**Required task**
Would you transcribe the listing that follows, character for character, and omit its images?
───── Given entries ─────
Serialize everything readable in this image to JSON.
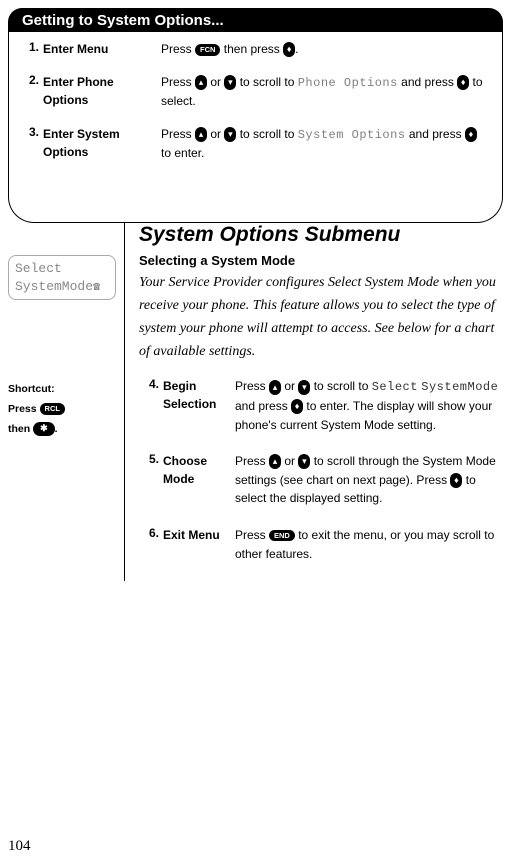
{
  "header": {
    "title": "Getting to System Options..."
  },
  "steps_top": [
    {
      "num": "1.",
      "label": "Enter Menu",
      "instr_parts": [
        "Press ",
        "[FCN]",
        " then press ",
        "[UPDN]",
        "."
      ]
    },
    {
      "num": "2.",
      "label": "Enter Phone Options",
      "instr_parts": [
        "Press ",
        "[UP]",
        " or ",
        "[DN]",
        " to scroll to ",
        "[LCD:Phone Options]",
        " and press ",
        "[UPDN]",
        " to select."
      ]
    },
    {
      "num": "3.",
      "label": "Enter System Options",
      "instr_parts": [
        "Press ",
        "[UP]",
        " or ",
        "[DN]",
        " to scroll to ",
        "[LCD:System Options]",
        " and press ",
        "[UPDN]",
        " to enter."
      ]
    }
  ],
  "lcd_preview": {
    "line1": "Select",
    "line2": "SystemMode"
  },
  "shortcut": {
    "title": "Shortcut:",
    "line1_pre": "Press ",
    "line1_key": "RCL",
    "line2_pre": "then ",
    "line2_key": "✱",
    "line2_post": "."
  },
  "section": {
    "h1": "System Options Submenu",
    "h2": "Selecting a System Mode",
    "body": "Your Service Provider configures Select System Mode when you receive your phone. This feature allows you to select the type of system your phone will attempt to access. See below for a chart of available settings."
  },
  "steps_inner": [
    {
      "num": "4.",
      "label": "Begin Selection",
      "instr_parts": [
        "Press ",
        "[UP]",
        " or ",
        "[DN]",
        " to scroll to ",
        "[LCDD:Select]",
        " ",
        "[LCDD:SystemMode]",
        " and press ",
        "[UPDN]",
        " to enter. The display will show your phone's current System Mode setting."
      ]
    },
    {
      "num": "5.",
      "label": "Choose Mode",
      "instr_parts": [
        "Press ",
        "[UP]",
        " or ",
        "[DN]",
        " to scroll through the System Mode settings (see chart on next page). Press ",
        "[UPDN]",
        " to select the displayed setting."
      ]
    },
    {
      "num": "6.",
      "label": "Exit Menu",
      "instr_parts": [
        "Press ",
        "[END]",
        " to exit the menu, or you may scroll to other features."
      ]
    }
  ],
  "page_number": "104"
}
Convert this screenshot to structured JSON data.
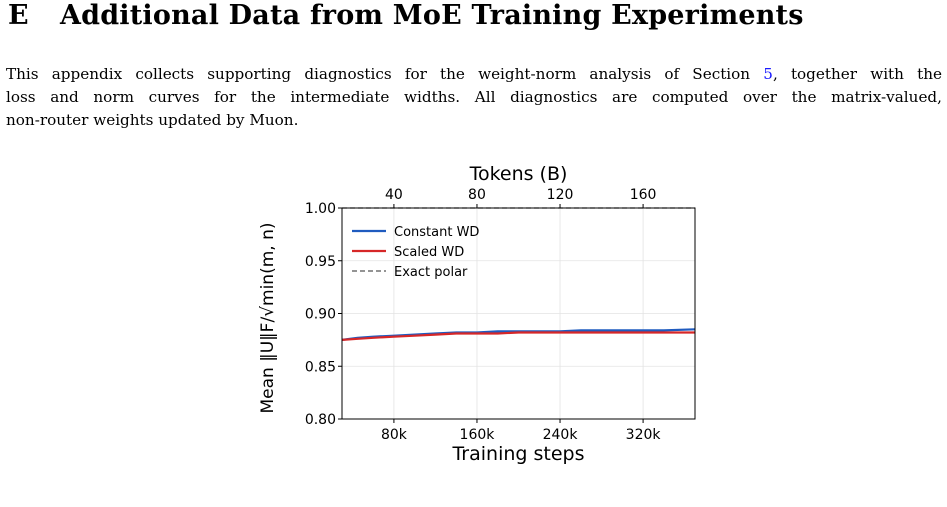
{
  "section": {
    "number": "E",
    "title": "Additional Data from MoE Training Experiments"
  },
  "paragraph": {
    "line1_pre": "This appendix collects supporting diagnostics for the weight-norm analysis of Section ",
    "section_ref": "5",
    "line1_post": ", together with the",
    "line2": "loss and norm curves for the intermediate widths.  All diagnostics are computed over the matrix-valued,",
    "line3": "non-router weights updated by Muon."
  },
  "chart_data": {
    "type": "line",
    "top_axis_label": "Tokens (B)",
    "top_ticks": [
      "40",
      "80",
      "120",
      "160"
    ],
    "xlabel": "Training steps",
    "x_tick_labels": [
      "80k",
      "160k",
      "240k",
      "320k"
    ],
    "x_ticks": [
      80000,
      160000,
      240000,
      320000
    ],
    "xlim": [
      30000,
      370000
    ],
    "ylabel": "Mean ‖U‖F/√min(m, n)",
    "y_tick_labels": [
      "1.00",
      "0.95",
      "0.90",
      "0.85",
      "0.80"
    ],
    "y_ticks": [
      1.0,
      0.95,
      0.9,
      0.85,
      0.8
    ],
    "ylim": [
      0.8,
      1.0
    ],
    "grid": true,
    "legend_position": "upper-left",
    "series": [
      {
        "name": "Constant WD",
        "color": "#1f5bbf",
        "style": "solid",
        "x": [
          30000,
          45000,
          60000,
          80000,
          100000,
          120000,
          140000,
          160000,
          180000,
          200000,
          220000,
          240000,
          260000,
          280000,
          300000,
          320000,
          340000,
          370000
        ],
        "y": [
          0.875,
          0.877,
          0.878,
          0.879,
          0.88,
          0.881,
          0.882,
          0.882,
          0.883,
          0.883,
          0.883,
          0.883,
          0.884,
          0.884,
          0.884,
          0.884,
          0.884,
          0.885
        ]
      },
      {
        "name": "Scaled WD",
        "color": "#d62728",
        "style": "solid",
        "x": [
          30000,
          45000,
          60000,
          80000,
          100000,
          120000,
          140000,
          160000,
          180000,
          200000,
          220000,
          240000,
          260000,
          280000,
          300000,
          320000,
          340000,
          370000
        ],
        "y": [
          0.875,
          0.876,
          0.877,
          0.878,
          0.879,
          0.88,
          0.881,
          0.881,
          0.881,
          0.882,
          0.882,
          0.882,
          0.882,
          0.882,
          0.882,
          0.882,
          0.882,
          0.882
        ]
      },
      {
        "name": "Exact polar",
        "color": "#555555",
        "style": "dashed",
        "x": [
          30000,
          370000
        ],
        "y": [
          1.0,
          1.0
        ]
      }
    ]
  }
}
─────
**Correct response**
Serialize everything readable in this image to JSON.
{
  "header": {
    "title": "Getting to System Options..."
  },
  "steps_top": [
    {
      "num": "1.",
      "label": "Enter Menu",
      "instr_parts": [
        "Press ",
        "[FCN]",
        " then press ",
        "[UPDN]",
        "."
      ]
    },
    {
      "num": "2.",
      "label": "Enter Phone Options",
      "instr_parts": [
        "Press ",
        "[UP]",
        " or ",
        "[DN]",
        " to scroll to ",
        "[LCD:Phone Options]",
        " and press ",
        "[UPDN]",
        " to select."
      ]
    },
    {
      "num": "3.",
      "label": "Enter System Options",
      "instr_parts": [
        "Press ",
        "[UP]",
        " or ",
        "[DN]",
        " to scroll to ",
        "[LCD:System Options]",
        " and press ",
        "[UPDN]",
        " to enter."
      ]
    }
  ],
  "lcd_preview": {
    "line1": "Select",
    "line2": "SystemMode"
  },
  "shortcut": {
    "title": "Shortcut:",
    "line1_pre": "Press ",
    "line1_key": "RCL",
    "line2_pre": "then ",
    "line2_key": "✱",
    "line2_post": "."
  },
  "section": {
    "h1": "System Options Submenu",
    "h2": "Selecting a System Mode",
    "body": "Your Service Provider configures Select System Mode when you receive your phone. This feature allows you to select the type of system your phone will attempt to access. See below for a chart of available settings."
  },
  "steps_inner": [
    {
      "num": "4.",
      "label": "Begin Selection",
      "instr_parts": [
        "Press ",
        "[UP]",
        " or ",
        "[DN]",
        " to scroll to ",
        "[LCDD:Select]",
        " ",
        "[LCDD:SystemMode]",
        " and press ",
        "[UPDN]",
        " to enter. The display will show your phone's current System Mode setting."
      ]
    },
    {
      "num": "5.",
      "label": "Choose Mode",
      "instr_parts": [
        "Press ",
        "[UP]",
        " or ",
        "[DN]",
        " to scroll through the System Mode settings (see chart on next page). Press ",
        "[UPDN]",
        " to select the displayed setting."
      ]
    },
    {
      "num": "6.",
      "label": "Exit Menu",
      "instr_parts": [
        "Press ",
        "[END]",
        " to exit the menu, or you may scroll to other features."
      ]
    }
  ],
  "page_number": "104"
}
Convert this screenshot to structured JSON data.
{
  "section": {
    "number": "E",
    "title": "Additional Data from MoE Training Experiments"
  },
  "paragraph": {
    "line1_pre": "This appendix collects supporting diagnostics for the weight-norm analysis of Section ",
    "section_ref": "5",
    "line1_post": ", together with the",
    "line2": "loss and norm curves for the intermediate widths.  All diagnostics are computed over the matrix-valued,",
    "line3": "non-router weights updated by Muon."
  },
  "chart_data": {
    "type": "line",
    "top_axis_label": "Tokens (B)",
    "top_ticks": [
      "40",
      "80",
      "120",
      "160"
    ],
    "xlabel": "Training steps",
    "x_tick_labels": [
      "80k",
      "160k",
      "240k",
      "320k"
    ],
    "x_ticks": [
      80000,
      160000,
      240000,
      320000
    ],
    "xlim": [
      30000,
      370000
    ],
    "ylabel": "Mean ‖U‖F/√min(m, n)",
    "y_tick_labels": [
      "1.00",
      "0.95",
      "0.90",
      "0.85",
      "0.80"
    ],
    "y_ticks": [
      1.0,
      0.95,
      0.9,
      0.85,
      0.8
    ],
    "ylim": [
      0.8,
      1.0
    ],
    "grid": true,
    "legend_position": "upper-left",
    "series": [
      {
        "name": "Constant WD",
        "color": "#1f5bbf",
        "style": "solid",
        "x": [
          30000,
          45000,
          60000,
          80000,
          100000,
          120000,
          140000,
          160000,
          180000,
          200000,
          220000,
          240000,
          260000,
          280000,
          300000,
          320000,
          340000,
          370000
        ],
        "y": [
          0.875,
          0.877,
          0.878,
          0.879,
          0.88,
          0.881,
          0.882,
          0.882,
          0.883,
          0.883,
          0.883,
          0.883,
          0.884,
          0.884,
          0.884,
          0.884,
          0.884,
          0.885
        ]
      },
      {
        "name": "Scaled WD",
        "color": "#d62728",
        "style": "solid",
        "x": [
          30000,
          45000,
          60000,
          80000,
          100000,
          120000,
          140000,
          160000,
          180000,
          200000,
          220000,
          240000,
          260000,
          280000,
          300000,
          320000,
          340000,
          370000
        ],
        "y": [
          0.875,
          0.876,
          0.877,
          0.878,
          0.879,
          0.88,
          0.881,
          0.881,
          0.881,
          0.882,
          0.882,
          0.882,
          0.882,
          0.882,
          0.882,
          0.882,
          0.882,
          0.882
        ]
      },
      {
        "name": "Exact polar",
        "color": "#555555",
        "style": "dashed",
        "x": [
          30000,
          370000
        ],
        "y": [
          1.0,
          1.0
        ]
      }
    ]
  }
}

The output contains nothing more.